(Records from a dataset)
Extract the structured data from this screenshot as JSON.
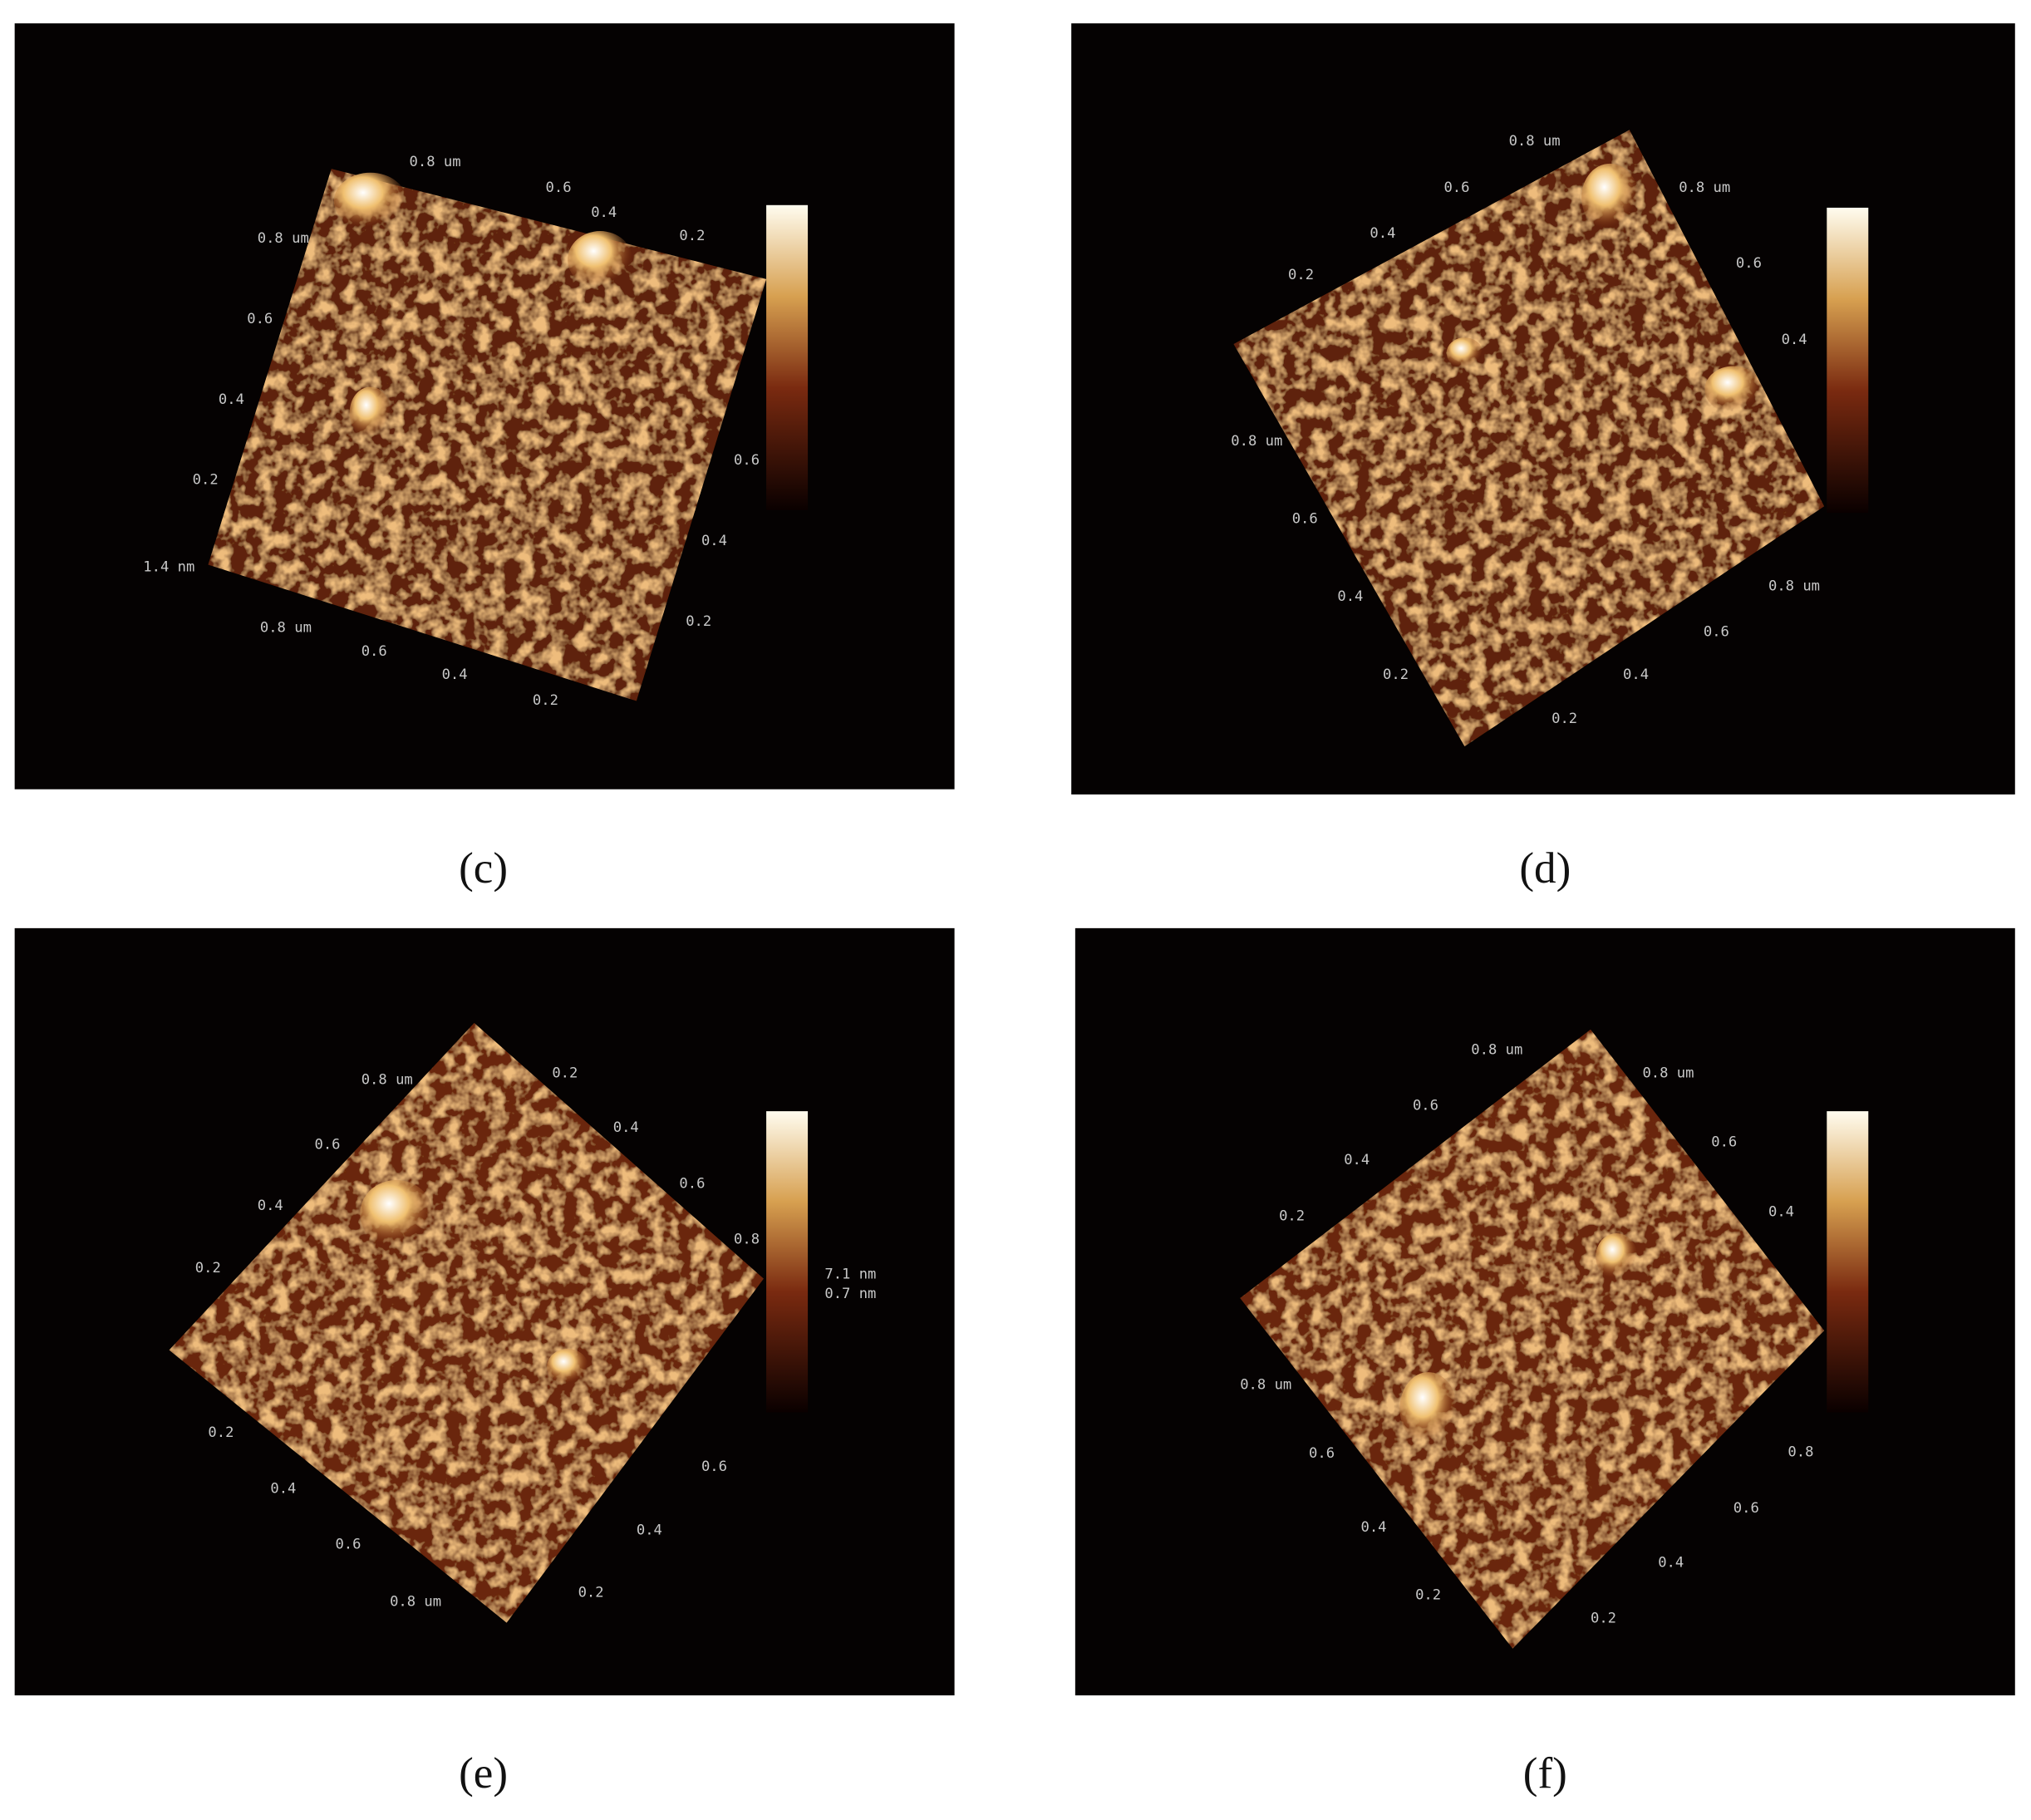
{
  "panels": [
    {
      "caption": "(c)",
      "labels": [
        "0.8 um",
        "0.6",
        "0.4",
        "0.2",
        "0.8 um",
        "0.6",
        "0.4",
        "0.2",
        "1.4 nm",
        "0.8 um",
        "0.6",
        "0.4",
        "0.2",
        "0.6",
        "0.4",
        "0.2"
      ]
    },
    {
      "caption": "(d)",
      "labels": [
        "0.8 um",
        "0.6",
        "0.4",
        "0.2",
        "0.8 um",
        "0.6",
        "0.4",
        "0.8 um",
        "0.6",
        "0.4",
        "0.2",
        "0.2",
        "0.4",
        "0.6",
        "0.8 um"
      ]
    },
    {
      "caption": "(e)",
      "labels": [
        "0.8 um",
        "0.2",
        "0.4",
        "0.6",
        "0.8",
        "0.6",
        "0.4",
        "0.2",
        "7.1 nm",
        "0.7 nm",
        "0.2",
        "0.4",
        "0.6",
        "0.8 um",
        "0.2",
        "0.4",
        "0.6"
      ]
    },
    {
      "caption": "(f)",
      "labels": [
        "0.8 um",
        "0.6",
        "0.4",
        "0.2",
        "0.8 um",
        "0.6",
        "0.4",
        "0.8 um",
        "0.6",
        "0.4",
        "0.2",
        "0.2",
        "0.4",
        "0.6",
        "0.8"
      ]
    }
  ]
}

==

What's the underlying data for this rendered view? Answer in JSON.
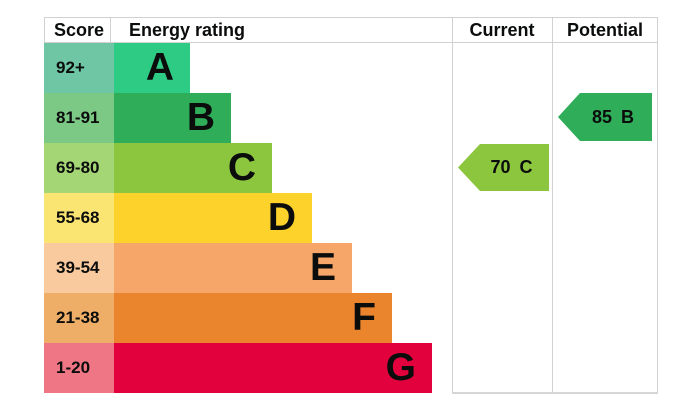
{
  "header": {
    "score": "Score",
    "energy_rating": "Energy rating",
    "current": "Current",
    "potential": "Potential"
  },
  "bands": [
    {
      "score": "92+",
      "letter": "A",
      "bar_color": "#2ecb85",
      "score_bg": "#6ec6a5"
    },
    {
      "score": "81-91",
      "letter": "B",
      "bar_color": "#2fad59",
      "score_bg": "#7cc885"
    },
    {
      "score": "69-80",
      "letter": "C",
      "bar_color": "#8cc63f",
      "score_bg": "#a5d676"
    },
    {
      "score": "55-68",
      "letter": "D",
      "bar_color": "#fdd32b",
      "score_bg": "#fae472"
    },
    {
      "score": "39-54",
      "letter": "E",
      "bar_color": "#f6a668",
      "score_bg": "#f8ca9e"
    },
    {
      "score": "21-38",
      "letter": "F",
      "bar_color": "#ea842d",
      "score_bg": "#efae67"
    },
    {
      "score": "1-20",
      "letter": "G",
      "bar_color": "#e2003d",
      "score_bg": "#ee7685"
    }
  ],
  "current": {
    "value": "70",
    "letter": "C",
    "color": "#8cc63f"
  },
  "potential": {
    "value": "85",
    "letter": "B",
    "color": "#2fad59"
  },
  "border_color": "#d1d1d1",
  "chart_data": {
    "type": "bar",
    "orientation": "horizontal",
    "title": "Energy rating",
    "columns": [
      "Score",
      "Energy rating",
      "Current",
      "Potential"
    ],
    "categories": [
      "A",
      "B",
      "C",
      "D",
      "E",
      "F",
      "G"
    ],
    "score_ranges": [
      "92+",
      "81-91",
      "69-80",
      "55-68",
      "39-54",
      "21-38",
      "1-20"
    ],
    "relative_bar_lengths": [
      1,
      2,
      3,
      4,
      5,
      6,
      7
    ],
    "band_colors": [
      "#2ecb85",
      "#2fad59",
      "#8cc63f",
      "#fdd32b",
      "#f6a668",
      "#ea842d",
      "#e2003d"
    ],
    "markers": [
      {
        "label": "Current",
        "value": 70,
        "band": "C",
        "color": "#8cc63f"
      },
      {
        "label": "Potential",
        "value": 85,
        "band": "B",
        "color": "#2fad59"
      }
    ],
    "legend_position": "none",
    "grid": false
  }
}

==

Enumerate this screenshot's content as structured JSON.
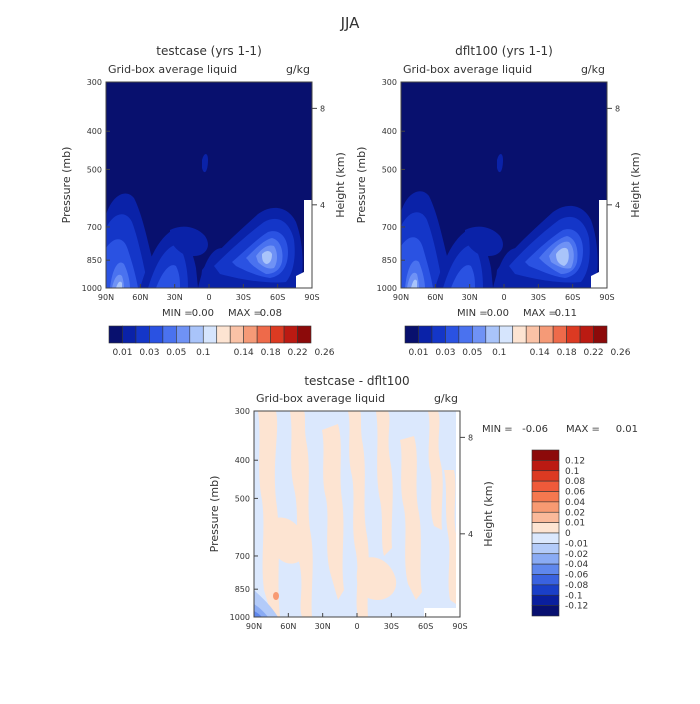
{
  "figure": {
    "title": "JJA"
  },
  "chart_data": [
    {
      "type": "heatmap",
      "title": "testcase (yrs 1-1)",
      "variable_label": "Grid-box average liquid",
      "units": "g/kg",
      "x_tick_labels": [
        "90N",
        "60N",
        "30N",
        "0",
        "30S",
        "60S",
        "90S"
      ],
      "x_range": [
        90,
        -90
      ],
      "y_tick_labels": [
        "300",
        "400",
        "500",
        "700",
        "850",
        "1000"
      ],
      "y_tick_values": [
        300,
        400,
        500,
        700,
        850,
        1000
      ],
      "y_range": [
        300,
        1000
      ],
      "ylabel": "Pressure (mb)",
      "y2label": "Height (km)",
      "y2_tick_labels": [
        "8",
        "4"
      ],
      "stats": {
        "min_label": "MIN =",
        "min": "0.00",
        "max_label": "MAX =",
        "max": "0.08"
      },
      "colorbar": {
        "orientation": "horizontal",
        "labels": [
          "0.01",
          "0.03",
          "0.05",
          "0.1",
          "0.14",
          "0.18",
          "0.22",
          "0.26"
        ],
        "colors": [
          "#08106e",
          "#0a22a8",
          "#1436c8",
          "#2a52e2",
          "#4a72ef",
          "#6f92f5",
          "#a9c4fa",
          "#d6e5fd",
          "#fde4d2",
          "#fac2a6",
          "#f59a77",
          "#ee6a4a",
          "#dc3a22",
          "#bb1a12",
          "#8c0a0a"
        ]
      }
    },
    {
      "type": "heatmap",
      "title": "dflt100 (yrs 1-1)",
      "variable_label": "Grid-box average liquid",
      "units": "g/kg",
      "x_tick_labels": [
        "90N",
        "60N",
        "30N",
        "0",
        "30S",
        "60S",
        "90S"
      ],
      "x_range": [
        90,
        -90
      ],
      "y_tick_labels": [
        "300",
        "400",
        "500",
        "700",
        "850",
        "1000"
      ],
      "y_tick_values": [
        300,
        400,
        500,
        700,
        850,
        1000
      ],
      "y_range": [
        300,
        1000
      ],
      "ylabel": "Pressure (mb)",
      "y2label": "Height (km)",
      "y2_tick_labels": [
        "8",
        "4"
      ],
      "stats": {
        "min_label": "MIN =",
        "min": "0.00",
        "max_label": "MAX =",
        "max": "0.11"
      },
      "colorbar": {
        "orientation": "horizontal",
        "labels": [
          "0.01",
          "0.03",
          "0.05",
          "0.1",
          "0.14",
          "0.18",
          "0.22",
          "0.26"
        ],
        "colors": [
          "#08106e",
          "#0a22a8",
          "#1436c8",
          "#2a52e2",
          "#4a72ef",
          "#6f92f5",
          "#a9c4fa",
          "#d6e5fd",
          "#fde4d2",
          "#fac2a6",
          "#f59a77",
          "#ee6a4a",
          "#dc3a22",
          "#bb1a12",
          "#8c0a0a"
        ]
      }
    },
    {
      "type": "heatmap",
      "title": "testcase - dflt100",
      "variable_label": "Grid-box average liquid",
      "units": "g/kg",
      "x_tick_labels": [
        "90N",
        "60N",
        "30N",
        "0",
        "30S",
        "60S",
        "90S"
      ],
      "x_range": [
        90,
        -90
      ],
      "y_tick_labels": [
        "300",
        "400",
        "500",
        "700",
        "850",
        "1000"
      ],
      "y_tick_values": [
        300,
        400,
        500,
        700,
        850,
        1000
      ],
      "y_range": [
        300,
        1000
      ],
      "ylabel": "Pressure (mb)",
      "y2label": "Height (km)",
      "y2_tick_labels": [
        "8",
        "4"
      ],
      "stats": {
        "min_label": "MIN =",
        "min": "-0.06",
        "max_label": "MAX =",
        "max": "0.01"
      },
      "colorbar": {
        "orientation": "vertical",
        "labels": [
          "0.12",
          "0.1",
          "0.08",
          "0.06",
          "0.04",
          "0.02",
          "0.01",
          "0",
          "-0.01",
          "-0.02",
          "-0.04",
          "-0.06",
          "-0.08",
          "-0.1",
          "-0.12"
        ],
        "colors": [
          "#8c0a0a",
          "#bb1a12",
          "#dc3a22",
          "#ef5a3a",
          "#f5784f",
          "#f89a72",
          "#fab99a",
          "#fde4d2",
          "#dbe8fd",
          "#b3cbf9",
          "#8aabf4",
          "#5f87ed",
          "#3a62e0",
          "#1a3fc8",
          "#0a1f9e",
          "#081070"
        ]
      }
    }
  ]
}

• **Stated goal**:
Your task is to collect every line above that contains the word "Energy".

• **Exercise solution**:
    "energy_rating": "Energy rating",
    "title": "Energy rating",
      "Energy rating",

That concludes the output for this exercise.